# Required documents



## Cpamukcu (May 24, 2021)

Hi
Where can I get the following letter please?

A confirmation, in writing, from the professional body, council or board recognized by SAQA in terms of section 13(1) (0 of the National Qualifications Framework Act, or any relevant government Department confirming the skills or qualifications of the applicanand appropriate post qualification experience;


----------



## jollem (Nov 9, 2016)

Cpamukcu said:


> Hi
> Where can I get the following letter please?
> 
> A confirmation, in writing, from the professional body, council or board recognized by SAQA in terms of section 13(1) (0 of the National Qualifications Framework Act, or any relevant government Department confirming the skills or qualifications of the applicanand appropriate post qualification experience;


From the industry body of your type of skill. Google and download the critical skills list. There somewhere at the bottom you will find the list of Industry bodies. Look for the one which matches your skill and check out their website for their contact details and email/phone them etc


----------



## Cpamukcu (May 24, 2021)

Thanks a lot for your reply. By the way, I got an otcome letter from ECSA stating that I should apply as "Candidate Engineering Technologist" Does applying as candidate instead of professional category preclude me from obtaining a critical skills work permit? Because in some forums, I heard that the work permit of people, who applied in the candidate category, are rejected? Is this true? I need your assistance please...


----------

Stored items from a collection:
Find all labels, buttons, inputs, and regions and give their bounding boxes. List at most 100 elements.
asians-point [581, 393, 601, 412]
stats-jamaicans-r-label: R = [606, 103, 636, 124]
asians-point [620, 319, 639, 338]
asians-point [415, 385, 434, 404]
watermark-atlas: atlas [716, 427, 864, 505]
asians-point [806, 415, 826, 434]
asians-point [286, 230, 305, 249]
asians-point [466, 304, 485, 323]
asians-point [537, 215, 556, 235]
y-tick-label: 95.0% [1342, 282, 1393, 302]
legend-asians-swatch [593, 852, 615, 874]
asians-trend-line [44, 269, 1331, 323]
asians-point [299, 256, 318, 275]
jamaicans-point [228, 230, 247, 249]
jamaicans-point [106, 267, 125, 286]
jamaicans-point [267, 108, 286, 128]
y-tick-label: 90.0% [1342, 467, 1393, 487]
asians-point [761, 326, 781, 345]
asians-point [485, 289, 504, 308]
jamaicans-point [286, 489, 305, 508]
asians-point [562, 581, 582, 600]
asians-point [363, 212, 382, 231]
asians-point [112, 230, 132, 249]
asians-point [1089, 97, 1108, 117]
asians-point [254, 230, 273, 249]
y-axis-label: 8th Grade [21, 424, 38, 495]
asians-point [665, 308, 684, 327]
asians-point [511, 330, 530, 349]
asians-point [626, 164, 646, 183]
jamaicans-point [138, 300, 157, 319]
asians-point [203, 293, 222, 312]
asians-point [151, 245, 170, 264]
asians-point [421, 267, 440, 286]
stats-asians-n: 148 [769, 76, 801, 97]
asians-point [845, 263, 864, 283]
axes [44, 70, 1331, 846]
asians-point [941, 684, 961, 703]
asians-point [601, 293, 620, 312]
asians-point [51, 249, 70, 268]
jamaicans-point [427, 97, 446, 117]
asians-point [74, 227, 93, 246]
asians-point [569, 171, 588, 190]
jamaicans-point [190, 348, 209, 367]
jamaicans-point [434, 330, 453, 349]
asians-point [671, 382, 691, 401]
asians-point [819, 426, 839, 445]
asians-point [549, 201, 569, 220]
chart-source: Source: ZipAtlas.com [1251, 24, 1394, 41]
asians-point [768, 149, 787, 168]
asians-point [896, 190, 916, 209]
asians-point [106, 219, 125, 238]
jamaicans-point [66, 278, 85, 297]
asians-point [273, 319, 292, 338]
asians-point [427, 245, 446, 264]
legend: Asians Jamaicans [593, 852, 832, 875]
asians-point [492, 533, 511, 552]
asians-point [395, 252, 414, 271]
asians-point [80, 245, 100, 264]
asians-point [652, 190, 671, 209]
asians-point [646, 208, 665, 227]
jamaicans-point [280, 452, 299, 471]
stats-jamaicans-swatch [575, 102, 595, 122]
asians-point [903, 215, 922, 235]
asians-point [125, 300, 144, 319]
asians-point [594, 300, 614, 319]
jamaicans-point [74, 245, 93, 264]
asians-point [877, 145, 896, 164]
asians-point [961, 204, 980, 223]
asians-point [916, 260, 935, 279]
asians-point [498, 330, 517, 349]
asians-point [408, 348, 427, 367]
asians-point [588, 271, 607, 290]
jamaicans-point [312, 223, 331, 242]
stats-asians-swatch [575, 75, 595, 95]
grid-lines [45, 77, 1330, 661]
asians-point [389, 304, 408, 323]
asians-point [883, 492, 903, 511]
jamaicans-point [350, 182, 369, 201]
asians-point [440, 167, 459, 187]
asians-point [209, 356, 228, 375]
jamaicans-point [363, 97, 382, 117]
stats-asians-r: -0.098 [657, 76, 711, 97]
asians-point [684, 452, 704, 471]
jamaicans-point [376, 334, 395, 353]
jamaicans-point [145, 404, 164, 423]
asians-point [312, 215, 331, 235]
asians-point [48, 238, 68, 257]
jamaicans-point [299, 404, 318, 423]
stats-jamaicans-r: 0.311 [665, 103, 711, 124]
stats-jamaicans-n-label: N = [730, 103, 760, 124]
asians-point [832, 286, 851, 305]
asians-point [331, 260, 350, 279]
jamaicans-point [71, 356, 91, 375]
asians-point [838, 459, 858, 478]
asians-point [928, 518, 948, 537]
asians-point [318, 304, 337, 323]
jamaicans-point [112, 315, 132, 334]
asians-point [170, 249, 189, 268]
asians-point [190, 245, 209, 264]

◆ **TASK LIST**:
A: In the thread, where in the critical skills list does the reply say the industry bodies appear?
B: Duplicate the part of the thread that opens with the words containing "Thanks a lot" and closes with "your assistance please...".
Work only from the thread.

◆ **LIST OF SOLUTIONS**:
A: Somewhere at the bottom of the list.

B:
Thanks a lot for your reply. By the way, I got an otcome letter from ECSA stating that I should apply as "Candidate Engineering Technologist" Does applying as candidate instead of professional category preclude me from obtaining a critical skills work permit? Because in some forums, I heard that the work permit of people, who applied in the candidate category, are rejected? Is this true? I need your assistance please...